Every record here should be printed again exactly.

** start STORED DATA **

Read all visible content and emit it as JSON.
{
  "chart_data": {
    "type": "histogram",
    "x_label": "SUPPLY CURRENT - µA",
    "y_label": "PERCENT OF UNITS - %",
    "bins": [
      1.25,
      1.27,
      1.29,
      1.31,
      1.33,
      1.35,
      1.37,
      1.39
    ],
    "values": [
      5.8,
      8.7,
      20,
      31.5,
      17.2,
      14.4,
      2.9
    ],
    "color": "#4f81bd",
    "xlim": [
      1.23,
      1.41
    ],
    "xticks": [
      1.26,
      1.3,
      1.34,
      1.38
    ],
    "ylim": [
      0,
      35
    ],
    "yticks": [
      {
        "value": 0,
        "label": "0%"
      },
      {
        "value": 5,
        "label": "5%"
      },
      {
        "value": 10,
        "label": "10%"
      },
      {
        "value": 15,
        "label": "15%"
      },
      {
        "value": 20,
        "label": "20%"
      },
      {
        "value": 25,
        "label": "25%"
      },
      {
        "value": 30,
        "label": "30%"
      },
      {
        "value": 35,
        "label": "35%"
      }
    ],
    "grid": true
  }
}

** end STORED DATA **

▸ **TASK RESULT**:
Read all visible content and emit it as JSON.
{
  "chart_data": {
    "type": "histogram",
    "x_label": "SUPPLY CURRENT - µA",
    "y_label": "PERCENT OF UNITS - %",
    "bins": [
      1.25,
      1.27,
      1.29,
      1.31,
      1.33,
      1.35,
      1.37,
      1.39
    ],
    "values": [
      5.8,
      8.7,
      20,
      31.5,
      17.2,
      14.4,
      2.9
    ],
    "color": "#4f81bd",
    "xlim": [
      1.23,
      1.41
    ],
    "xticks": [
      1.26,
      1.3,
      1.34,
      1.38
    ],
    "ylim": [
      0,
      35
    ],
    "yticks": [
      {
        "value": 0,
        "label": "0%"
      },
      {
        "value": 5,
        "label": "5%"
      },
      {
        "value": 10,
        "label": "10%"
      },
      {
        "value": 15,
        "label": "15%"
      },
      {
        "value": 20,
        "label": "20%"
      },
      {
        "value": 25,
        "label": "25%"
      },
      {
        "value": 30,
        "label": "30%"
      },
      {
        "value": 35,
        "label": "35%"
      }
    ],
    "grid": true
  }
}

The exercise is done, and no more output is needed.